◆ **Task requirements**: Look below for the line with "Output a JSON", then repeat it and all lines after it, exactly, minus any pictures.

::: Record set :::

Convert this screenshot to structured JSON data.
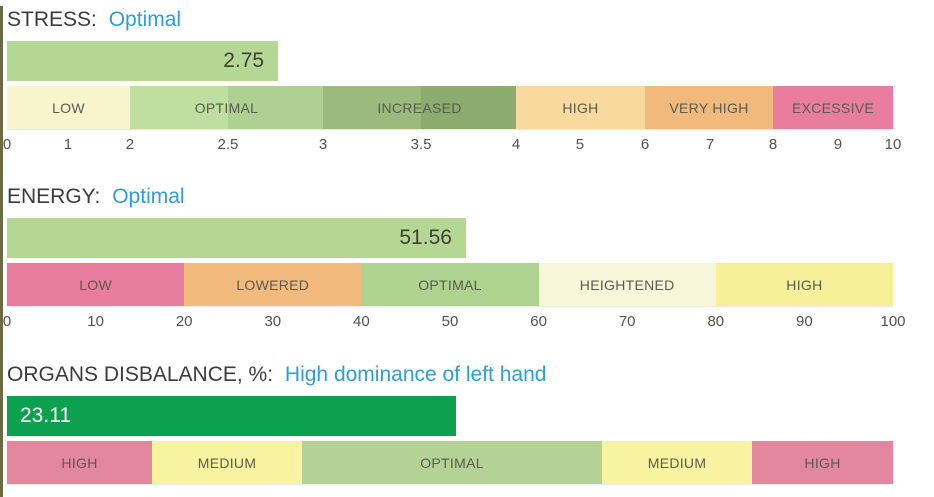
{
  "colors": {
    "accent_blue": "#2d9ed9",
    "title_dark": "#3b3b3b",
    "left_border_olive": "#6b6a45",
    "pink": "#e87d9f",
    "orange": "#f1b97c",
    "light_orange": "#fad99e",
    "pale_yellow": "#f8f5cd",
    "yellow": "#f6f098",
    "cream": "#f8f6d8",
    "light_green": "#b5d794",
    "dark_green": "#0ba14e"
  },
  "chart_data": [
    {
      "type": "bar",
      "title": "STRESS",
      "status": "Optimal",
      "value": 2.75,
      "scale_ticks": [
        0,
        1,
        2,
        2.5,
        3,
        3.5,
        4,
        5,
        6,
        7,
        8,
        9,
        10
      ],
      "xlim": [
        0,
        10
      ],
      "zones": [
        {
          "label": "LOW",
          "from": 0,
          "to": 2
        },
        {
          "label": "OPTIMAL",
          "from": 2,
          "to": 3
        },
        {
          "label": "INCREASED",
          "from": 3,
          "to": 4
        },
        {
          "label": "HIGH",
          "from": 4,
          "to": 6
        },
        {
          "label": "VERY HIGH",
          "from": 6,
          "to": 8
        },
        {
          "label": "EXCESSIVE",
          "from": 8,
          "to": 10
        }
      ]
    },
    {
      "type": "bar",
      "title": "ENERGY",
      "status": "Optimal",
      "value": 51.56,
      "scale_ticks": [
        0,
        10,
        20,
        30,
        40,
        50,
        60,
        70,
        80,
        90,
        100
      ],
      "xlim": [
        0,
        100
      ],
      "zones": [
        {
          "label": "LOW",
          "from": 0,
          "to": 20
        },
        {
          "label": "LOWERED",
          "from": 20,
          "to": 40
        },
        {
          "label": "OPTIMAL",
          "from": 40,
          "to": 60
        },
        {
          "label": "HEIGHTENED",
          "from": 60,
          "to": 80
        },
        {
          "label": "HIGH",
          "from": 80,
          "to": 100
        }
      ]
    },
    {
      "type": "bar",
      "title": "ORGANS DISBALANCE, %",
      "status": "High dominance of left hand",
      "value": 23.11,
      "scale_ticks": [],
      "zones": [
        {
          "label": "HIGH"
        },
        {
          "label": "MEDIUM"
        },
        {
          "label": "OPTIMAL"
        },
        {
          "label": "MEDIUM"
        },
        {
          "label": "HIGH"
        }
      ]
    }
  ],
  "gauges": [
    {
      "title": "STRESS:",
      "status": "Optimal",
      "value": "2.75",
      "value_bar": {
        "width_pct": 30.6,
        "color": "#b5d794",
        "text_color": "#3f4038",
        "align": "right"
      },
      "segments": [
        {
          "width_pct": 13.88,
          "color": "#f8f5cd"
        },
        {
          "width_pct": 11.06,
          "color": "#bedf9f"
        },
        {
          "width_pct": 10.73,
          "color": "#aed193"
        },
        {
          "width_pct": 11.06,
          "color": "#9bbb7e"
        },
        {
          "width_pct": 10.72,
          "color": "#8bab6f"
        },
        {
          "width_pct": 14.56,
          "color": "#fad99e"
        },
        {
          "width_pct": 14.45,
          "color": "#f1b97c"
        },
        {
          "width_pct": 13.54,
          "color": "#e87d9f"
        }
      ],
      "zone_labels": [
        {
          "text": "LOW",
          "left_pct": 0,
          "width_pct": 13.88
        },
        {
          "text": "OPTIMAL",
          "left_pct": 13.88,
          "width_pct": 21.79
        },
        {
          "text": "INCREASED",
          "left_pct": 35.67,
          "width_pct": 21.78
        },
        {
          "text": "HIGH",
          "left_pct": 57.45,
          "width_pct": 14.56
        },
        {
          "text": "VERY HIGH",
          "left_pct": 72.01,
          "width_pct": 14.45
        },
        {
          "text": "EXCESSIVE",
          "left_pct": 86.46,
          "width_pct": 13.54
        }
      ],
      "ticks": [
        {
          "label": "0",
          "pos_pct": 0
        },
        {
          "label": "1",
          "pos_pct": 6.88
        },
        {
          "label": "2",
          "pos_pct": 13.88
        },
        {
          "label": "2.5",
          "pos_pct": 24.94
        },
        {
          "label": "3",
          "pos_pct": 35.67
        },
        {
          "label": "3.5",
          "pos_pct": 46.73
        },
        {
          "label": "4",
          "pos_pct": 57.45
        },
        {
          "label": "5",
          "pos_pct": 64.67
        },
        {
          "label": "6",
          "pos_pct": 72.01
        },
        {
          "label": "7",
          "pos_pct": 79.35
        },
        {
          "label": "8",
          "pos_pct": 86.46
        },
        {
          "label": "9",
          "pos_pct": 93.79
        },
        {
          "label": "10",
          "pos_pct": 100
        }
      ]
    },
    {
      "title": "ENERGY:",
      "status": "Optimal",
      "value": "51.56",
      "value_bar": {
        "width_pct": 51.8,
        "color": "#b4d893",
        "text_color": "#3f4038",
        "align": "right"
      },
      "segments": [
        {
          "width_pct": 20,
          "color": "#e87d9f"
        },
        {
          "width_pct": 20,
          "color": "#f2ba7d"
        },
        {
          "width_pct": 20,
          "color": "#aed28f"
        },
        {
          "width_pct": 20,
          "color": "#f8f6d8"
        },
        {
          "width_pct": 20,
          "color": "#f6f098"
        }
      ],
      "zone_labels": [
        {
          "text": "LOW",
          "left_pct": 0,
          "width_pct": 20
        },
        {
          "text": "LOWERED",
          "left_pct": 20,
          "width_pct": 20
        },
        {
          "text": "OPTIMAL",
          "left_pct": 40,
          "width_pct": 20
        },
        {
          "text": "HEIGHTENED",
          "left_pct": 60,
          "width_pct": 20
        },
        {
          "text": "HIGH",
          "left_pct": 80,
          "width_pct": 20
        }
      ],
      "ticks": [
        {
          "label": "0",
          "pos_pct": 0
        },
        {
          "label": "10",
          "pos_pct": 10
        },
        {
          "label": "20",
          "pos_pct": 20
        },
        {
          "label": "30",
          "pos_pct": 30
        },
        {
          "label": "40",
          "pos_pct": 40
        },
        {
          "label": "50",
          "pos_pct": 50
        },
        {
          "label": "60",
          "pos_pct": 60
        },
        {
          "label": "70",
          "pos_pct": 70
        },
        {
          "label": "80",
          "pos_pct": 80
        },
        {
          "label": "90",
          "pos_pct": 90
        },
        {
          "label": "100",
          "pos_pct": 100
        }
      ]
    },
    {
      "title": "ORGANS DISBALANCE, %:",
      "status": "High dominance of left hand",
      "value": "23.11",
      "value_bar": {
        "width_pct": 50.7,
        "color": "#0ba14e",
        "text_color": "#ffffff",
        "align": "left"
      },
      "segments": [
        {
          "width_pct": 16.37,
          "color": "#e3879f"
        },
        {
          "width_pct": 16.93,
          "color": "#f7f3a1"
        },
        {
          "width_pct": 33.86,
          "color": "#b4d295"
        },
        {
          "width_pct": 16.93,
          "color": "#f7f3a1"
        },
        {
          "width_pct": 15.91,
          "color": "#e3879f"
        }
      ],
      "zone_labels": [
        {
          "text": "HIGH",
          "left_pct": 0,
          "width_pct": 16.37
        },
        {
          "text": "MEDIUM",
          "left_pct": 16.37,
          "width_pct": 16.93
        },
        {
          "text": "OPTIMAL",
          "left_pct": 33.3,
          "width_pct": 33.86
        },
        {
          "text": "MEDIUM",
          "left_pct": 67.16,
          "width_pct": 16.93
        },
        {
          "text": "HIGH",
          "left_pct": 84.09,
          "width_pct": 15.91
        }
      ],
      "ticks": []
    }
  ]
}
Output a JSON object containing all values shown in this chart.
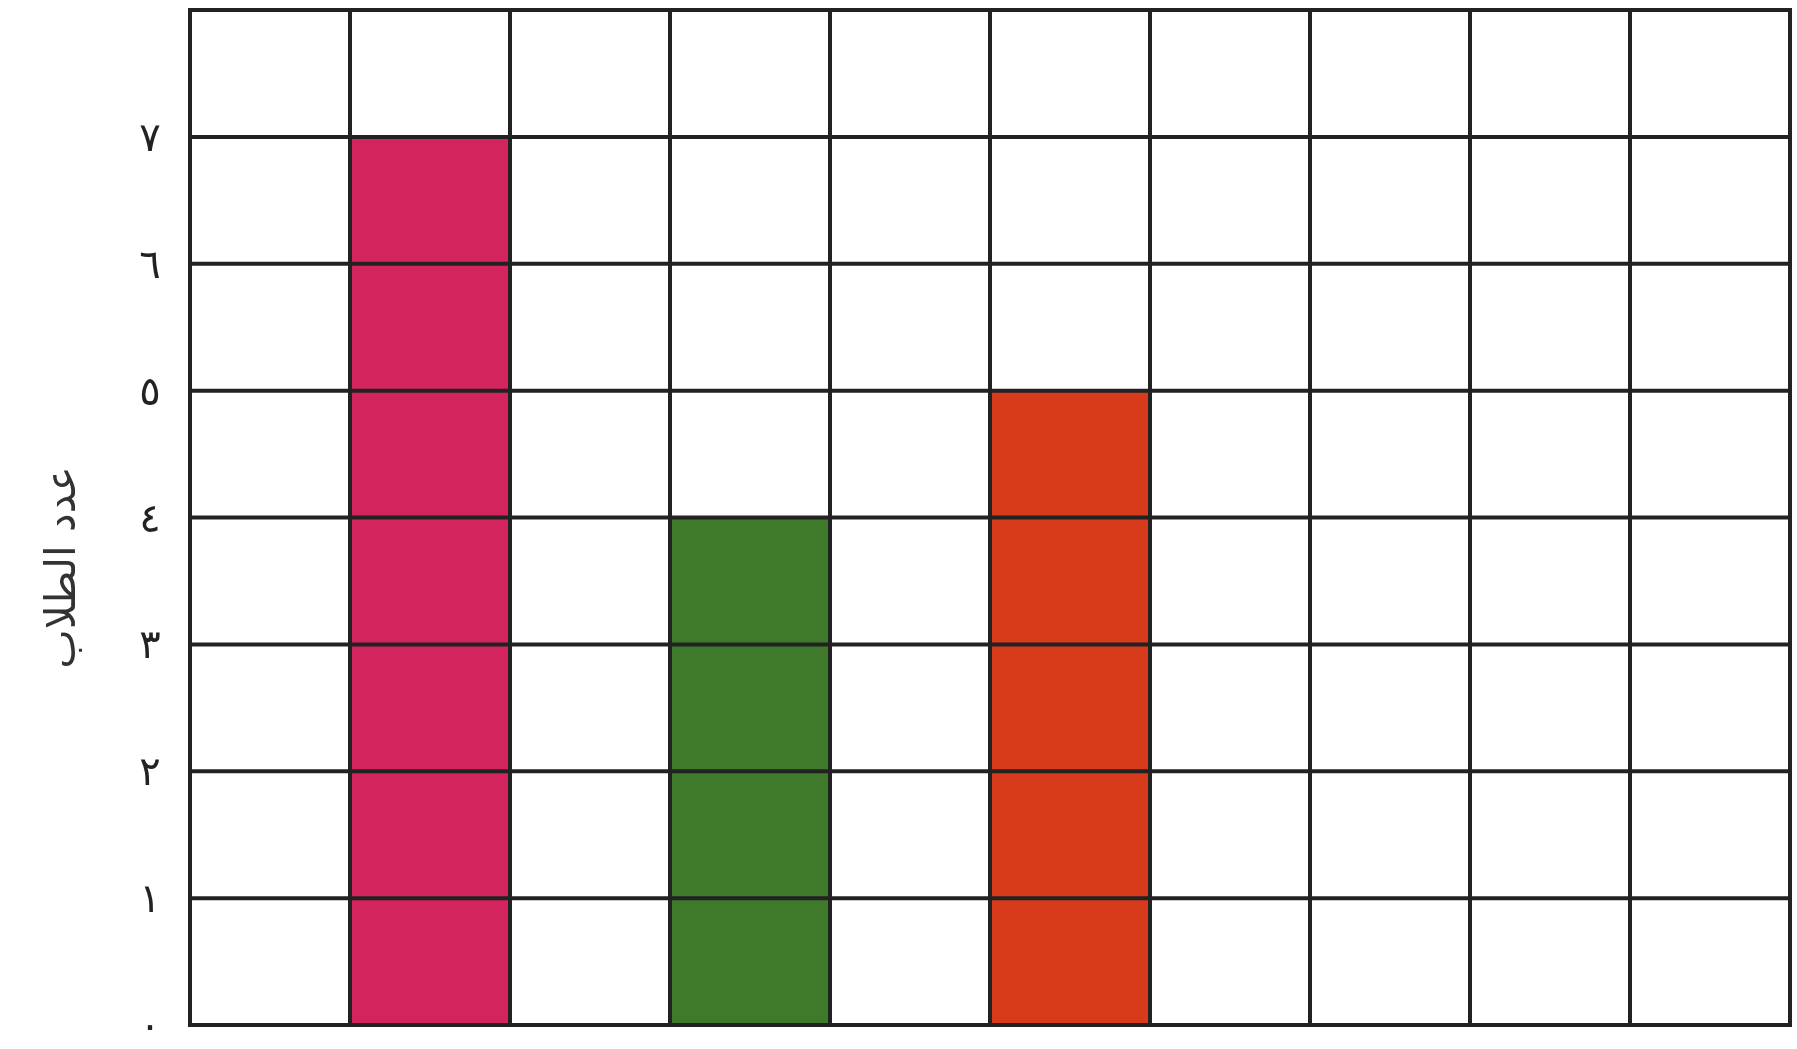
{
  "chart_data": {
    "type": "bar",
    "ylabel": "عدد الطلاب",
    "categories": [
      null,
      null,
      null,
      null,
      null,
      null,
      null,
      null,
      null,
      null
    ],
    "values": [
      null,
      7,
      null,
      4,
      null,
      5,
      null,
      null,
      null,
      null
    ],
    "colors": [
      null,
      "#d4245e",
      null,
      "#3f7a2a",
      null,
      "#d83a1c",
      null,
      null,
      null,
      null
    ],
    "ylim": [
      0,
      8
    ],
    "yticks": [
      {
        "value": 0,
        "label": "٠"
      },
      {
        "value": 1,
        "label": "١"
      },
      {
        "value": 2,
        "label": "٢"
      },
      {
        "value": 3,
        "label": "٣"
      },
      {
        "value": 4,
        "label": "٤"
      },
      {
        "value": 5,
        "label": "٥"
      },
      {
        "value": 6,
        "label": "٦"
      },
      {
        "value": 7,
        "label": "٧"
      }
    ],
    "grid": true
  }
}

:::

◆ **Problem solution**:
Output a JSON object containing all values shown in this chart.
{
  "chart_data": {
    "type": "bar",
    "ylabel": "عدد الطلاب",
    "categories": [
      null,
      null,
      null,
      null,
      null,
      null,
      null,
      null,
      null,
      null
    ],
    "values": [
      null,
      7,
      null,
      4,
      null,
      5,
      null,
      null,
      null,
      null
    ],
    "colors": [
      null,
      "#d4245e",
      null,
      "#3f7a2a",
      null,
      "#d83a1c",
      null,
      null,
      null,
      null
    ],
    "ylim": [
      0,
      8
    ],
    "yticks": [
      {
        "value": 0,
        "label": "٠"
      },
      {
        "value": 1,
        "label": "١"
      },
      {
        "value": 2,
        "label": "٢"
      },
      {
        "value": 3,
        "label": "٣"
      },
      {
        "value": 4,
        "label": "٤"
      },
      {
        "value": 5,
        "label": "٥"
      },
      {
        "value": 6,
        "label": "٦"
      },
      {
        "value": 7,
        "label": "٧"
      }
    ],
    "grid": true
  }
}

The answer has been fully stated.